What you are asked to do
Search the material for the string "Supported", then return every line where it is found.

Stored records:
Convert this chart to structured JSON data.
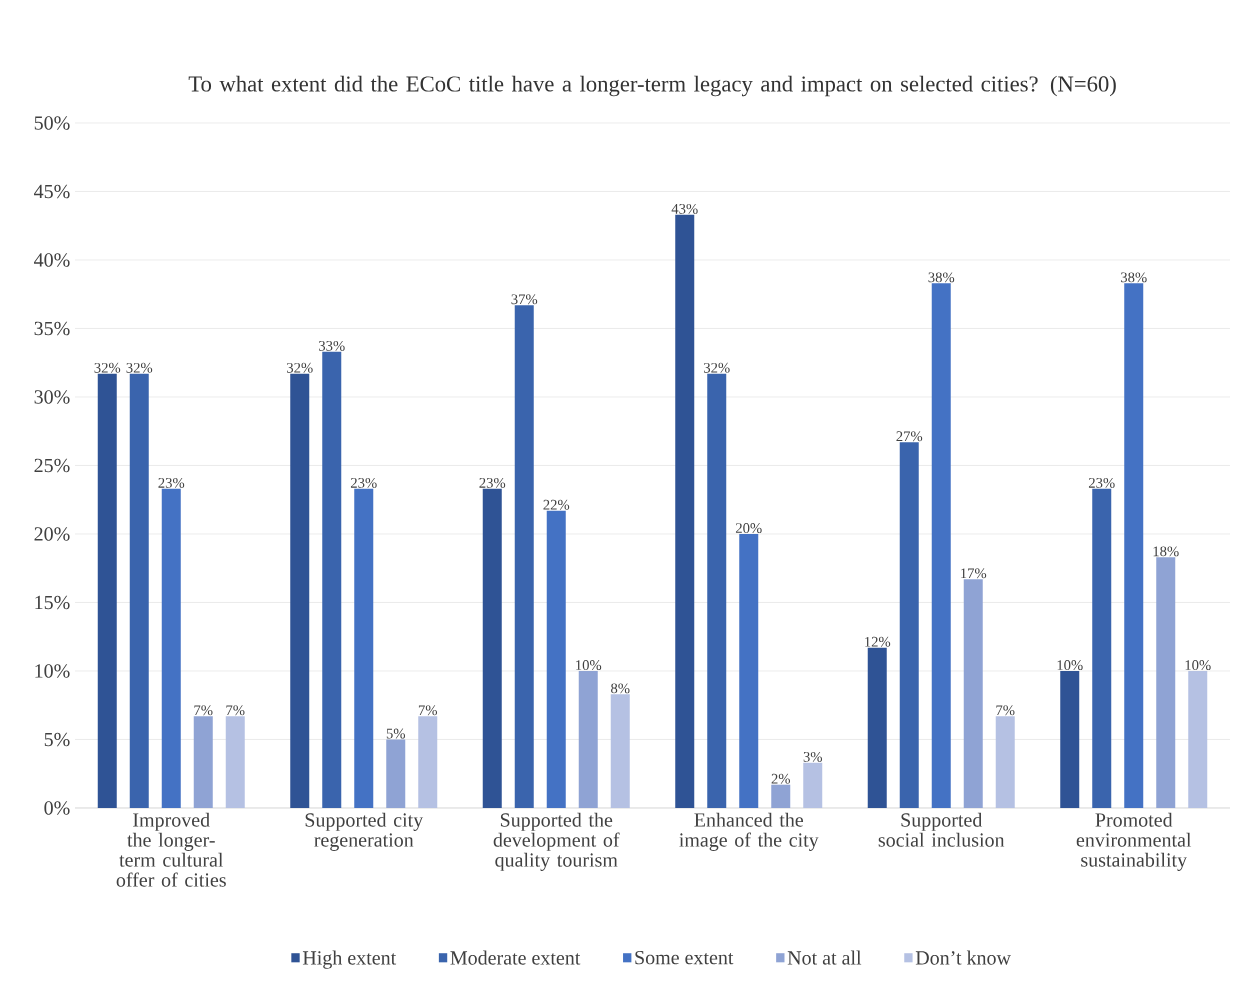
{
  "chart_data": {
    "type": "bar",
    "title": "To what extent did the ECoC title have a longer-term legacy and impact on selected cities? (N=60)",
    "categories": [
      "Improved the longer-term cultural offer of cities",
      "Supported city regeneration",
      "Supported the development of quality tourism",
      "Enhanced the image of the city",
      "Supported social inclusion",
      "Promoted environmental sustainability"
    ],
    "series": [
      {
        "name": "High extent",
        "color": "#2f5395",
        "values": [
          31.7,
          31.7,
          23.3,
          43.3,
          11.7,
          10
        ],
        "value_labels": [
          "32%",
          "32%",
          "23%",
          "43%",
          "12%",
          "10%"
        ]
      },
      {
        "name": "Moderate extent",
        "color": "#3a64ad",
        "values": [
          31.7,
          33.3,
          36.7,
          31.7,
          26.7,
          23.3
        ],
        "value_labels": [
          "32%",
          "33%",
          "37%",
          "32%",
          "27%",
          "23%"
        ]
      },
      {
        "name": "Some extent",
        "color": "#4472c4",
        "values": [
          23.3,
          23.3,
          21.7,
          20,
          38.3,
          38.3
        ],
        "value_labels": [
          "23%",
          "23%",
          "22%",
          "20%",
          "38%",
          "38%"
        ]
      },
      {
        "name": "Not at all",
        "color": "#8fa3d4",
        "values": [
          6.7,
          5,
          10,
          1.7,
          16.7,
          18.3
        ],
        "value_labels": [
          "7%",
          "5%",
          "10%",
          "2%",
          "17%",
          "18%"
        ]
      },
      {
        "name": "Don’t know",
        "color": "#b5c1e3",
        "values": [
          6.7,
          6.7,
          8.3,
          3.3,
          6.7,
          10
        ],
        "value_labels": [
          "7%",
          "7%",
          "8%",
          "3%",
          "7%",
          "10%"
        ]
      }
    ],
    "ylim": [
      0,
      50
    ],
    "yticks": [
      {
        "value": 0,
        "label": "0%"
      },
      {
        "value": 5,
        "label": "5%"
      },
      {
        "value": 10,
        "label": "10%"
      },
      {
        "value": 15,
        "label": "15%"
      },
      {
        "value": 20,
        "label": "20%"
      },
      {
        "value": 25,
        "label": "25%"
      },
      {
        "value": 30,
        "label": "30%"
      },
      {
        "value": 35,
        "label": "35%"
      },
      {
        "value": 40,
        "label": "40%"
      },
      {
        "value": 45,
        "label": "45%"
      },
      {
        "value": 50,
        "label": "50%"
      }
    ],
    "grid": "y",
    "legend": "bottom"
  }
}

==

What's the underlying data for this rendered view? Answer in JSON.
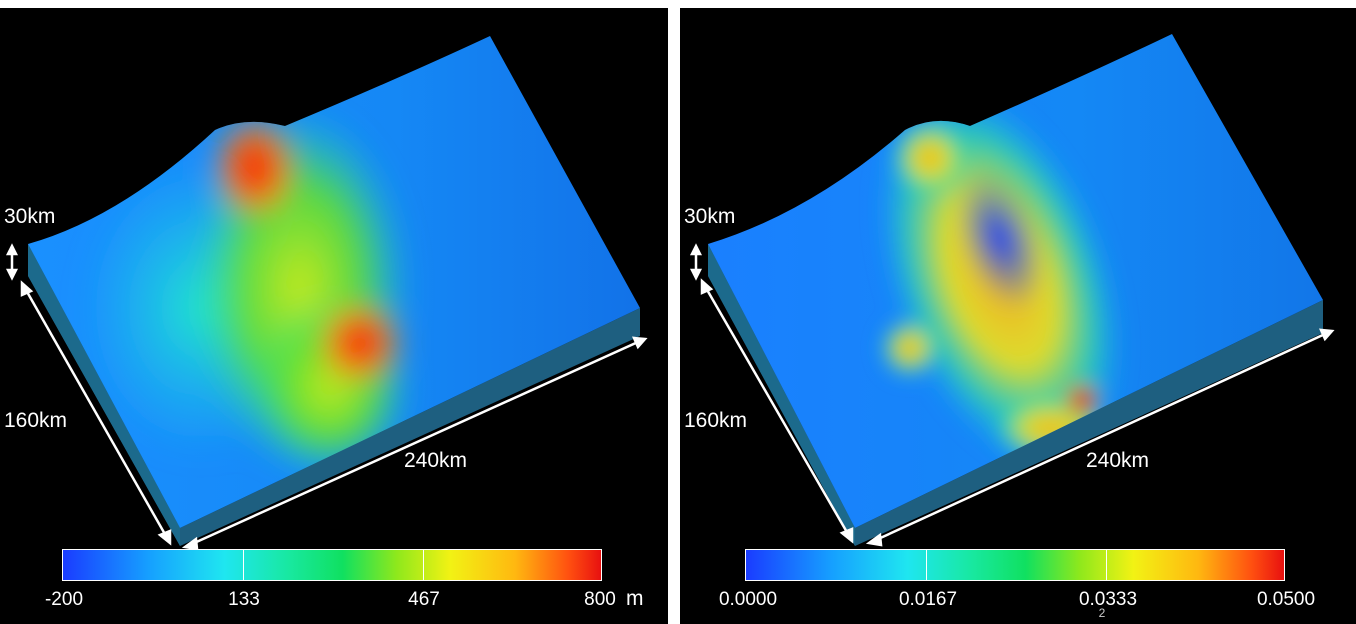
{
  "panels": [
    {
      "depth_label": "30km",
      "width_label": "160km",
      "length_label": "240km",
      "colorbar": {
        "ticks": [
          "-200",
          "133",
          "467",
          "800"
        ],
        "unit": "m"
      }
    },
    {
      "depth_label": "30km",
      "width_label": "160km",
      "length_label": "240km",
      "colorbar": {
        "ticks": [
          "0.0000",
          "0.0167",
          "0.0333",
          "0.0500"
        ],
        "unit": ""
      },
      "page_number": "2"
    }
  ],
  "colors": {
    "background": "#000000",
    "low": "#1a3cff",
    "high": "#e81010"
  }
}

Result for this task
      "Supported city regeneration",
      "Supported the development of quality tourism",
      "Supported social inclusion",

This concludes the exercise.